• The request
Every line of the data that contains the string "right" must be copied.

/---

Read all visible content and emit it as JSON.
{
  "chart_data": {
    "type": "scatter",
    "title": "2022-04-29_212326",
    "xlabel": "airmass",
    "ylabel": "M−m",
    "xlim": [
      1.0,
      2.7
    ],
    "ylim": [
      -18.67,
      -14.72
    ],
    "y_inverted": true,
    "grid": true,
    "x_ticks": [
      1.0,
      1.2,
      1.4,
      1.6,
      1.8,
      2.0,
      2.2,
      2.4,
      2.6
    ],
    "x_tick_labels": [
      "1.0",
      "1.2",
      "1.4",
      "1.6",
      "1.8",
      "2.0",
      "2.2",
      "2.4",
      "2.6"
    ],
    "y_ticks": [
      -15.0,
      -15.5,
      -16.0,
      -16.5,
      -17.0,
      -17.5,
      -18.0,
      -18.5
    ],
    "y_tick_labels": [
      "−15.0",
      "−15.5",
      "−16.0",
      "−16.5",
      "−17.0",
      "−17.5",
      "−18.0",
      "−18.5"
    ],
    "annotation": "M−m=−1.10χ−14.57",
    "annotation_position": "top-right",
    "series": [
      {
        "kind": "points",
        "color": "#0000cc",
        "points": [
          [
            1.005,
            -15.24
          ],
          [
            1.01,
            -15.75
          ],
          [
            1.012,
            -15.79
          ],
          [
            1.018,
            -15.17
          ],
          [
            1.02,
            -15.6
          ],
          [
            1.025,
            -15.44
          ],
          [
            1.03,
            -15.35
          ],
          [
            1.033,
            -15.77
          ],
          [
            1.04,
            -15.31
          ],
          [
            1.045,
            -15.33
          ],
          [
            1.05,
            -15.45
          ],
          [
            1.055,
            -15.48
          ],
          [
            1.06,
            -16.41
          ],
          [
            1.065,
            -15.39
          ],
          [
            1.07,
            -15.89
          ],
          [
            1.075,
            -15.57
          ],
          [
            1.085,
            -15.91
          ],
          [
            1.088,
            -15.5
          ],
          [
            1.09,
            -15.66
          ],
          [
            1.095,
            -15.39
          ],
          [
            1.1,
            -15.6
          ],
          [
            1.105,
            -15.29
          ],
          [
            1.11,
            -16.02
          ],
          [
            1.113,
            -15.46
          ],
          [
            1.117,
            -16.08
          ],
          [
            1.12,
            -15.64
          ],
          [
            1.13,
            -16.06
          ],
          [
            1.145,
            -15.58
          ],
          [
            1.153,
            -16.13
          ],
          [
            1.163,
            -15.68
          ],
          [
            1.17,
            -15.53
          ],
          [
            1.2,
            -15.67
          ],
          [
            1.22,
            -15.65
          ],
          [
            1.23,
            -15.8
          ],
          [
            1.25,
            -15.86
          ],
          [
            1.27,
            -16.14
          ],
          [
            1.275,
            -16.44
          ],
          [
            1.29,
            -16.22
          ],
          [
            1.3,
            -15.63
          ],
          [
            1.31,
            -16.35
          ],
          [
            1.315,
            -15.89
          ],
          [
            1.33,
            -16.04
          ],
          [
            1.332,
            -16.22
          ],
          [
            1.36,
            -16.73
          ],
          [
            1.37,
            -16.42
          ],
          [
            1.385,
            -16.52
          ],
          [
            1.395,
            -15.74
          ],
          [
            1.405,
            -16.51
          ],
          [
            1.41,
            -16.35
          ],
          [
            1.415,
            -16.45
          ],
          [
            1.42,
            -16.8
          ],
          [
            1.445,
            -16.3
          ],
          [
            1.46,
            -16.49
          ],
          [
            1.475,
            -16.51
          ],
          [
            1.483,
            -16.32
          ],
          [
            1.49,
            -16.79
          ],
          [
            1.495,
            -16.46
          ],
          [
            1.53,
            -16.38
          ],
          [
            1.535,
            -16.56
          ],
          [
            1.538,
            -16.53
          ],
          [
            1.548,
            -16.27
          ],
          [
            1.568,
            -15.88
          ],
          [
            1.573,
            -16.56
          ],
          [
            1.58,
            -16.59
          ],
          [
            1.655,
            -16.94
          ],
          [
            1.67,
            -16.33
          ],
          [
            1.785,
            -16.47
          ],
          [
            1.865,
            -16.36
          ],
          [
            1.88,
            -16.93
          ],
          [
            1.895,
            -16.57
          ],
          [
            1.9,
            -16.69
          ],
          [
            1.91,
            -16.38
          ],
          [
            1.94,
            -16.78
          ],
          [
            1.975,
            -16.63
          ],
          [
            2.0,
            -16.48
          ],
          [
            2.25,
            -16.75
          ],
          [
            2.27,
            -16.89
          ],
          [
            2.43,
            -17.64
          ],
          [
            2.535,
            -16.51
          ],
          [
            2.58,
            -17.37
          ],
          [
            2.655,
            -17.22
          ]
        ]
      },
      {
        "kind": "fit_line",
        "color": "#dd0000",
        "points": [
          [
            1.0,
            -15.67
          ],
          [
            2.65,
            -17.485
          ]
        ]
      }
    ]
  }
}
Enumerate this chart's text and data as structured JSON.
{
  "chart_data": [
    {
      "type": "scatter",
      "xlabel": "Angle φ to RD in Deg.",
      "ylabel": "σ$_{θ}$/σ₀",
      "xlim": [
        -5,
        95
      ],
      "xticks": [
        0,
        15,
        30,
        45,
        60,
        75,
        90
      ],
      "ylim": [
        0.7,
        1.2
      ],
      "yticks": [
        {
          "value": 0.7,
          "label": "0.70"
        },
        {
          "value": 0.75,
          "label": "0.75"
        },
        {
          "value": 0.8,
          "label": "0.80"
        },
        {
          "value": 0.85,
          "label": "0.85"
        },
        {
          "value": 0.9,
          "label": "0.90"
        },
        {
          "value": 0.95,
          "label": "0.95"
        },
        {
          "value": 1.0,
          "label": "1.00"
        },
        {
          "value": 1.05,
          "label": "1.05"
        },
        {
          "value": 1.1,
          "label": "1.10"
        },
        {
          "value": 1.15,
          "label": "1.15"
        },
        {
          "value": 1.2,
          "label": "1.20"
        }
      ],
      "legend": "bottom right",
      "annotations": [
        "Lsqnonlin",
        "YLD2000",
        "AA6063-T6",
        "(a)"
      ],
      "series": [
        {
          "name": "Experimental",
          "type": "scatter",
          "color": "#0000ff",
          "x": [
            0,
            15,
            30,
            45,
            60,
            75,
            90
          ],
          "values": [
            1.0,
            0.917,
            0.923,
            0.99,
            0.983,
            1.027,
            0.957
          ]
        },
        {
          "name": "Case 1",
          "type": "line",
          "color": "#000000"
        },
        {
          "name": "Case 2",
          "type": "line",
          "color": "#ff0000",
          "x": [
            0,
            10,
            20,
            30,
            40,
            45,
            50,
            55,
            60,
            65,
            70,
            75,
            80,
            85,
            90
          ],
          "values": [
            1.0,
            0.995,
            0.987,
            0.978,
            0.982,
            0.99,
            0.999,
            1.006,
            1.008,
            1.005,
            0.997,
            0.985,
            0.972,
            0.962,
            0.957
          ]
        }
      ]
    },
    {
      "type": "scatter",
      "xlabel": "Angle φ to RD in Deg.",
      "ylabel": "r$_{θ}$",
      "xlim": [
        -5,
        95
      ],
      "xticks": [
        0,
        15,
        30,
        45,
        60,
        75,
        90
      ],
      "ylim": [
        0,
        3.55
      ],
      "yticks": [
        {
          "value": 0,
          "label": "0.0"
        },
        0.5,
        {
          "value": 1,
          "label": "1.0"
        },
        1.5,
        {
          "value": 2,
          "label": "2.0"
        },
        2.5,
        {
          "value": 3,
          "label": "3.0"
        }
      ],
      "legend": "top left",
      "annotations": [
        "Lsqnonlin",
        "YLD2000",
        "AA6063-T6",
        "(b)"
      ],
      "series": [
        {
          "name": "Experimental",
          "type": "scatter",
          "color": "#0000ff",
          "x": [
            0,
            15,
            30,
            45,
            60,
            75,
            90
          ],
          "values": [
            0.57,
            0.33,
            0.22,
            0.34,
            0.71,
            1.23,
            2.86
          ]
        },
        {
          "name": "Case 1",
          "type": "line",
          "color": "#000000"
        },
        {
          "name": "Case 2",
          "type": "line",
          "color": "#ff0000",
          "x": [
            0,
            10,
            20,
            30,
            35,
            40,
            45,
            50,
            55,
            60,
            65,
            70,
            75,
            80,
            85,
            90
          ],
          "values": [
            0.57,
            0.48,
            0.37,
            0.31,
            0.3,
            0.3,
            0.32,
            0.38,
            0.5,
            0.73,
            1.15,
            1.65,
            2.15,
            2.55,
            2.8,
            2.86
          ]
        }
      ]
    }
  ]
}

\---

• Exercise answer
    "annotation_position": "top-right",
      "legend": "bottom right",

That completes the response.